Records from a dataset
[Begin]
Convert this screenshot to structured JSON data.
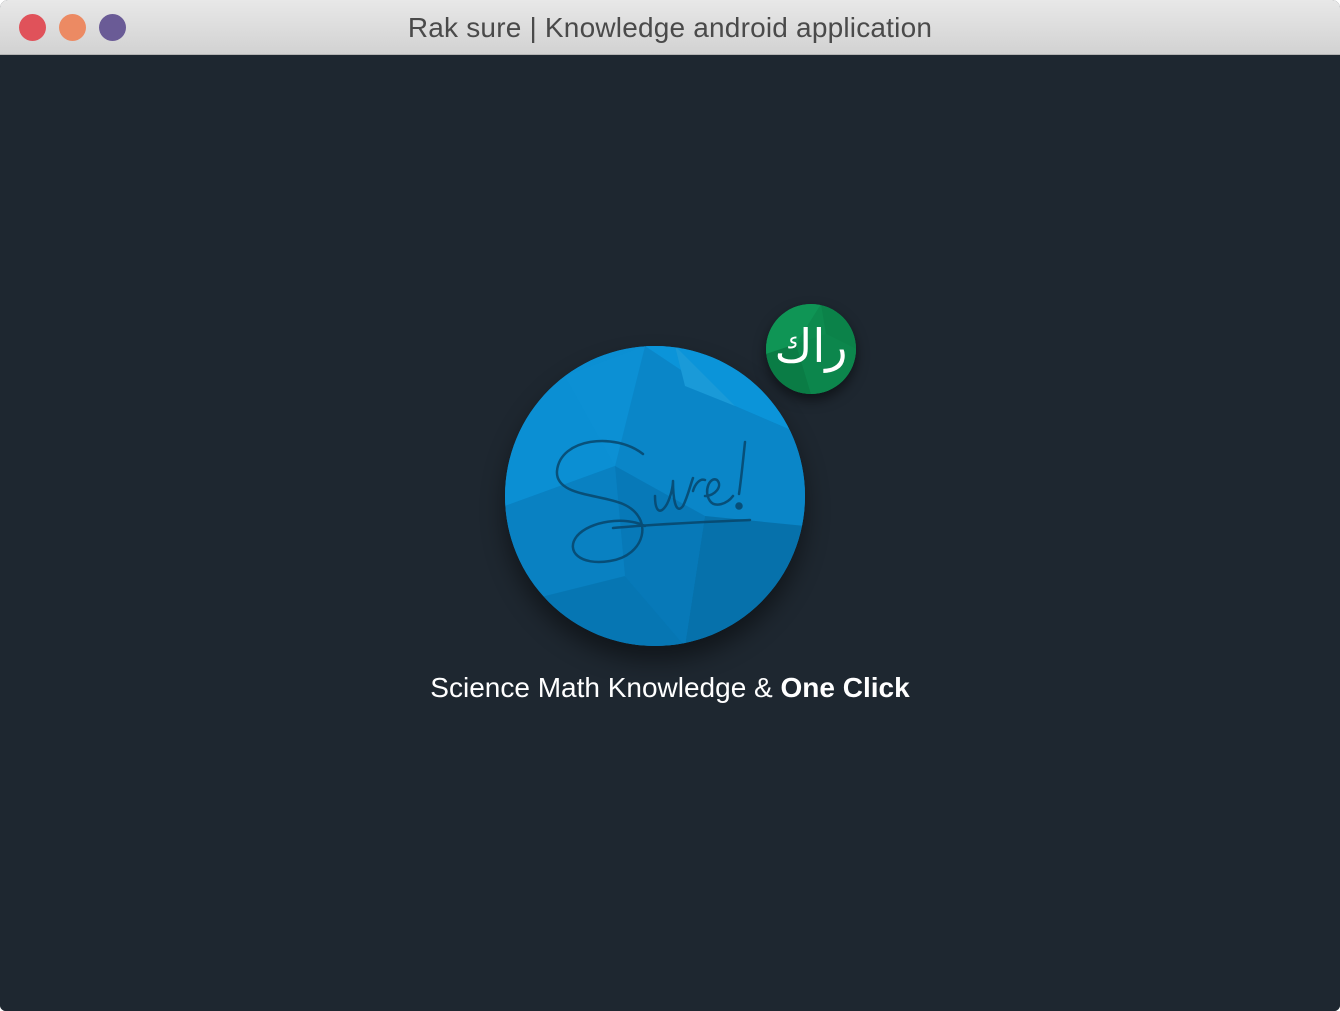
{
  "window": {
    "title": "Rak sure | Knowledge android application"
  },
  "logo": {
    "script_text": "Sure!",
    "colors": {
      "primary": "#0a86c8",
      "light": "#1a9ad8",
      "dark": "#0671ab"
    }
  },
  "badge": {
    "text": "راك",
    "color": "#0d8a4e"
  },
  "tagline": {
    "regular": "Science Math Knowledge & ",
    "bold": "One Click"
  },
  "colors": {
    "background": "#1e2730",
    "traffic_close": "#e0525a",
    "traffic_minimize": "#ec8a63",
    "traffic_maximize": "#6a5b96"
  }
}
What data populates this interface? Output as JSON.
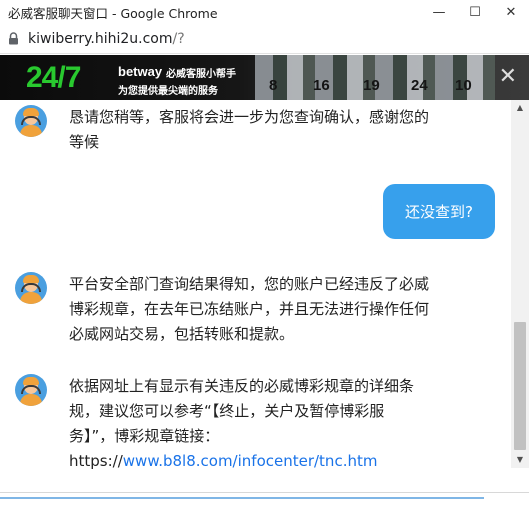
{
  "window": {
    "title": "必威客服聊天窗口 - Google Chrome",
    "minimize_glyph": "—",
    "maximize_glyph": "☐",
    "close_glyph": "✕"
  },
  "address": {
    "host": "kiwiberry.hihi2u.com",
    "path": "/?"
  },
  "banner": {
    "big_text": "24/7",
    "brand": "betway",
    "slogan_line1": "必威客服小帮手",
    "slogan_line2": "为您提供最尖端的服务",
    "jersey_numbers": [
      "8",
      "16",
      "19",
      "24",
      "10"
    ],
    "close_glyph": "✕"
  },
  "chat": {
    "messages": [
      {
        "from": "agent",
        "lines": [
          "恳请您稍等，客服将会进一步为您查询确认，感谢您的",
          "等候"
        ]
      },
      {
        "from": "user",
        "text": "还没查到?"
      },
      {
        "from": "agent",
        "lines": [
          "平台安全部门查询结果得知，您的账户已经违反了必威",
          "博彩规章，在去年已冻结账户，并且无法进行操作任何",
          "必威网站交易，包括转账和提款。"
        ]
      },
      {
        "from": "agent",
        "lines": [
          "依据网址上有显示有关违反的必威博彩规章的详细条",
          "规，建议您可以参考“【终止，关户及暂停博彩服",
          "务】”，博彩规章链接："
        ],
        "link_prefix": "https://",
        "link_text": "www.b8l8.com/infocenter/tnc.htm"
      }
    ]
  },
  "scrollbar": {
    "up_glyph": "▲",
    "down_glyph": "▼"
  },
  "colors": {
    "bubble": "#37a0ec",
    "link": "#1a73e8",
    "banner_accent": "#29c92f"
  }
}
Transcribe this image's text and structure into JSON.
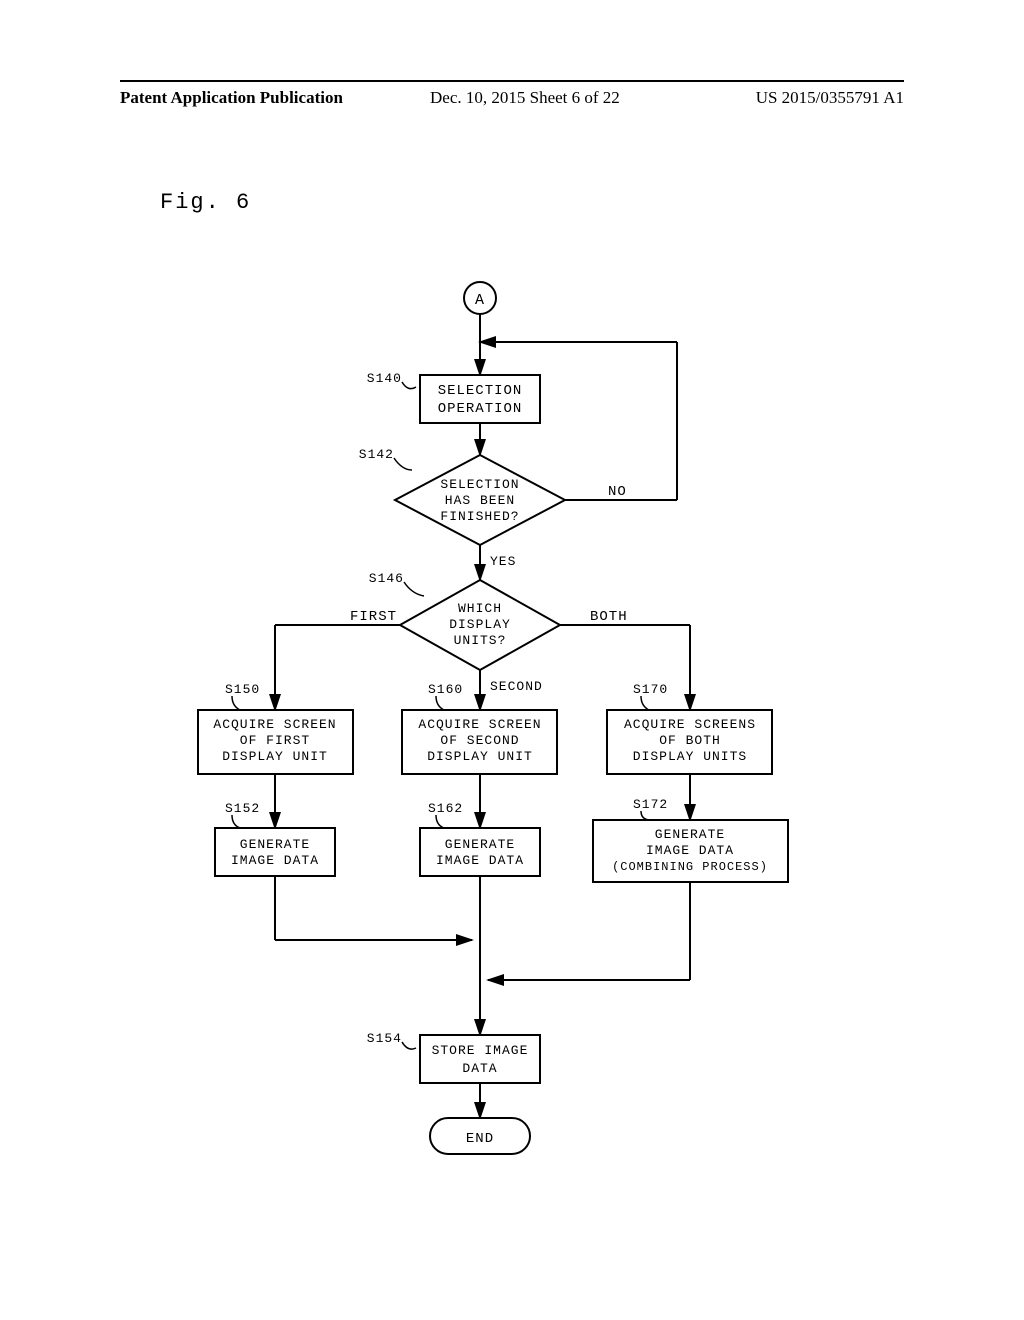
{
  "header": {
    "left": "Patent Application Publication",
    "mid": "Dec. 10, 2015  Sheet 6 of 22",
    "right": "US 2015/0355791 A1"
  },
  "figure_label": "Fig. 6",
  "nodes": {
    "connector_a": "A",
    "s140_label": "S140",
    "s140_text_l1": "SELECTION",
    "s140_text_l2": "OPERATION",
    "s142_label": "S142",
    "s142_text_l1": "SELECTION",
    "s142_text_l2": "HAS BEEN",
    "s142_text_l3": "FINISHED?",
    "s142_no": "NO",
    "s142_yes": "YES",
    "s146_label": "S146",
    "s146_text_l1": "WHICH",
    "s146_text_l2": "DISPLAY",
    "s146_text_l3": "UNITS?",
    "s146_first": "FIRST",
    "s146_second": "SECOND",
    "s146_both": "BOTH",
    "s150_label": "S150",
    "s150_text_l1": "ACQUIRE SCREEN",
    "s150_text_l2": "OF FIRST",
    "s150_text_l3": "DISPLAY UNIT",
    "s160_label": "S160",
    "s160_text_l1": "ACQUIRE SCREEN",
    "s160_text_l2": "OF SECOND",
    "s160_text_l3": "DISPLAY UNIT",
    "s170_label": "S170",
    "s170_text_l1": "ACQUIRE SCREENS",
    "s170_text_l2": "OF BOTH",
    "s170_text_l3": "DISPLAY UNITS",
    "s152_label": "S152",
    "s152_text_l1": "GENERATE",
    "s152_text_l2": "IMAGE DATA",
    "s162_label": "S162",
    "s162_text_l1": "GENERATE",
    "s162_text_l2": "IMAGE DATA",
    "s172_label": "S172",
    "s172_text_l1": "GENERATE",
    "s172_text_l2": "IMAGE DATA",
    "s172_text_l3": "(COMBINING PROCESS)",
    "s154_label": "S154",
    "s154_text_l1": "STORE IMAGE",
    "s154_text_l2": "DATA",
    "end": "END"
  }
}
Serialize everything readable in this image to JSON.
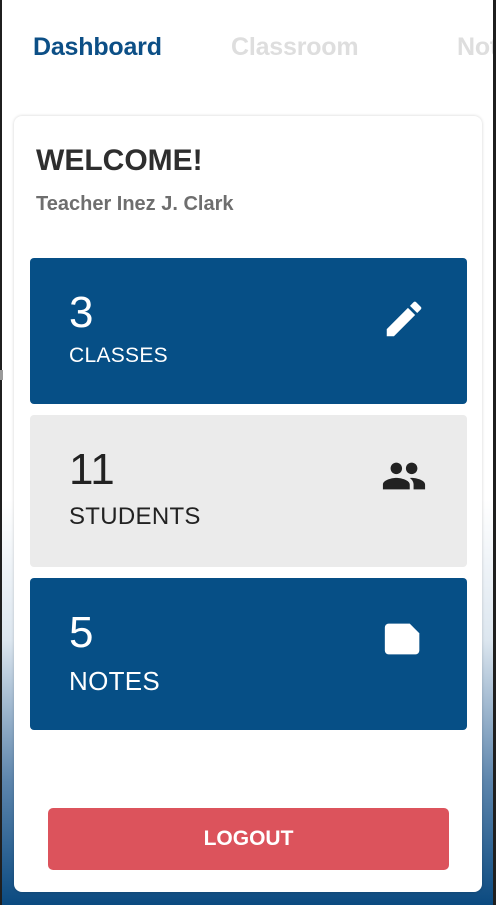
{
  "tabs": [
    {
      "label": "Dashboard",
      "active": true
    },
    {
      "label": "Classroom",
      "active": false
    },
    {
      "label": "Notes",
      "active": false
    }
  ],
  "welcome": {
    "title": "WELCOME!",
    "subtitle": "Teacher Inez J. Clark"
  },
  "stats": [
    {
      "count": "3",
      "label": "CLASSES",
      "icon": "pencil-icon",
      "style": "blue"
    },
    {
      "count": "11",
      "label": "STUDENTS",
      "icon": "people-icon",
      "style": "grey"
    },
    {
      "count": "5",
      "label": "NOTES",
      "icon": "note-icon",
      "style": "blue"
    }
  ],
  "logout_label": "LOGOUT",
  "colors": {
    "primary": "#064f86",
    "tab_active": "#0c4f86",
    "tab_inactive": "#dedede",
    "logout": "#dc535c",
    "stat_grey": "#ebebeb"
  }
}
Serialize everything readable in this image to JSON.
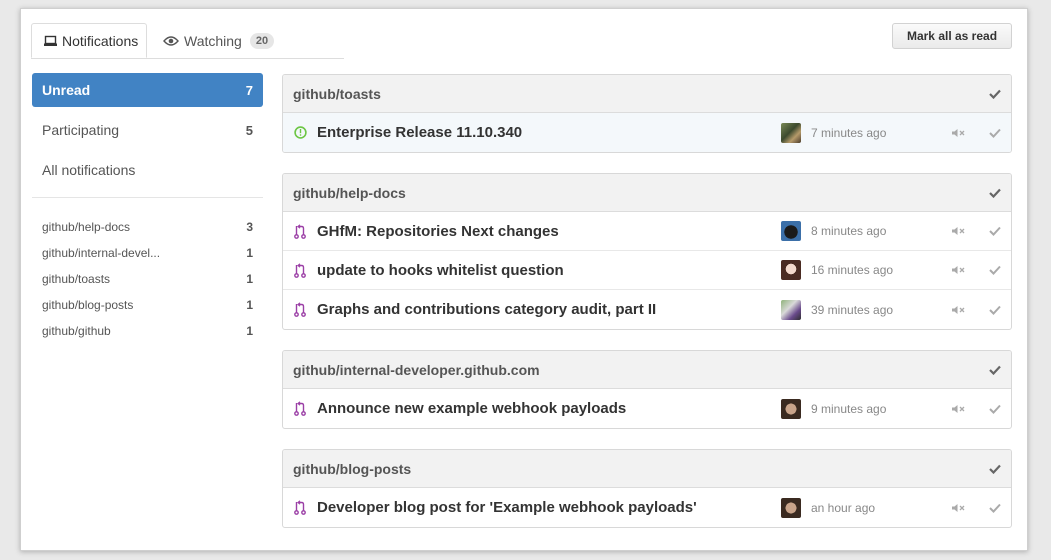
{
  "tabs": {
    "notifications_label": "Notifications",
    "watching_label": "Watching",
    "watching_count": "20"
  },
  "mark_all_label": "Mark all as read",
  "sidebar": {
    "filters": [
      {
        "label": "Unread",
        "count": "7"
      },
      {
        "label": "Participating",
        "count": "5"
      },
      {
        "label": "All notifications",
        "count": ""
      }
    ],
    "repos": [
      {
        "label": "github/help-docs",
        "count": "3"
      },
      {
        "label": "github/internal-devel...",
        "count": "1"
      },
      {
        "label": "github/toasts",
        "count": "1"
      },
      {
        "label": "github/blog-posts",
        "count": "1"
      },
      {
        "label": "github/github",
        "count": "1"
      }
    ]
  },
  "groups": [
    {
      "repo": "github/toasts",
      "items": [
        {
          "title": "Enterprise Release 11.10.340",
          "time": "7 minutes ago",
          "type_icon": "issue-opened-icon"
        }
      ]
    },
    {
      "repo": "github/help-docs",
      "items": [
        {
          "title": "GHfM: Repositories Next changes",
          "time": "8 minutes ago",
          "type_icon": "pull-request-icon"
        },
        {
          "title": "update to hooks whitelist question",
          "time": "16 minutes ago",
          "type_icon": "pull-request-icon"
        },
        {
          "title": "Graphs and contributions category audit, part II",
          "time": "39 minutes ago",
          "type_icon": "pull-request-icon"
        }
      ]
    },
    {
      "repo": "github/internal-developer.github.com",
      "items": [
        {
          "title": "Announce new example webhook payloads",
          "time": "9 minutes ago",
          "type_icon": "pull-request-icon"
        }
      ]
    },
    {
      "repo": "github/blog-posts",
      "items": [
        {
          "title": "Developer blog post for 'Example webhook payloads'",
          "time": "an hour ago",
          "type_icon": "pull-request-icon"
        }
      ]
    }
  ],
  "colors": {
    "accent": "#4183c4",
    "issue_open": "#6cc644",
    "pull_request": "#9b3fa6"
  }
}
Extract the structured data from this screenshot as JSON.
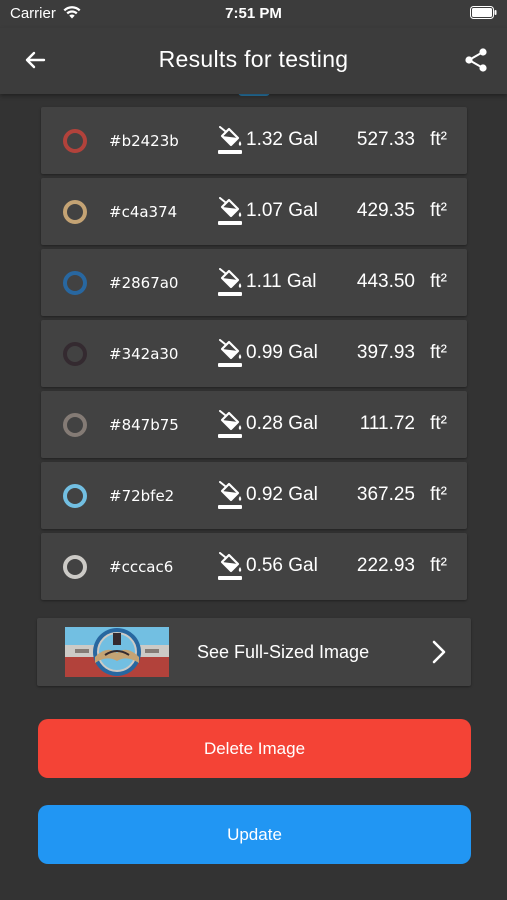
{
  "status_bar": {
    "carrier": "Carrier",
    "time": "7:51 PM",
    "icons": [
      "wifi-icon",
      "battery-icon"
    ]
  },
  "app_bar": {
    "title": "Results for testing",
    "back_icon": "back-arrow-icon",
    "share_icon": "share-icon"
  },
  "colors": [
    {
      "hex": "#b2423b",
      "gallons": "1.32 Gal",
      "area": "527.33",
      "unit": "ft²",
      "swatch": "#b2423b"
    },
    {
      "hex": "#c4a374",
      "gallons": "1.07 Gal",
      "area": "429.35",
      "unit": "ft²",
      "swatch": "#c4a374"
    },
    {
      "hex": "#2867a0",
      "gallons": "1.11 Gal",
      "area": "443.50",
      "unit": "ft²",
      "swatch": "#2867a0"
    },
    {
      "hex": "#342a30",
      "gallons": "0.99 Gal",
      "area": "397.93",
      "unit": "ft²",
      "swatch": "#342a30"
    },
    {
      "hex": "#847b75",
      "gallons": "0.28 Gal",
      "area": "111.72",
      "unit": "ft²",
      "swatch": "#847b75"
    },
    {
      "hex": "#72bfe2",
      "gallons": "0.92 Gal",
      "area": "367.25",
      "unit": "ft²",
      "swatch": "#72bfe2"
    },
    {
      "hex": "#cccac6",
      "gallons": "0.56 Gal",
      "area": "222.93",
      "unit": "ft²",
      "swatch": "#cccac6"
    }
  ],
  "image_card": {
    "label": "See Full-Sized Image",
    "icon": "chevron-right-icon"
  },
  "buttons": {
    "delete_label": "Delete Image",
    "update_label": "Update"
  },
  "theme": {
    "background": "#333333",
    "card": "#424242",
    "delete_color": "#f44336",
    "update_color": "#2196f3"
  }
}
[End]
» WHAT THE TASK REQUIRES: Which lines in the records above contain the string "docs"? Copy each one.

» COMPLETE OUTPUT:
        "label": "github/help-docs",
      "repo": "github/help-docs",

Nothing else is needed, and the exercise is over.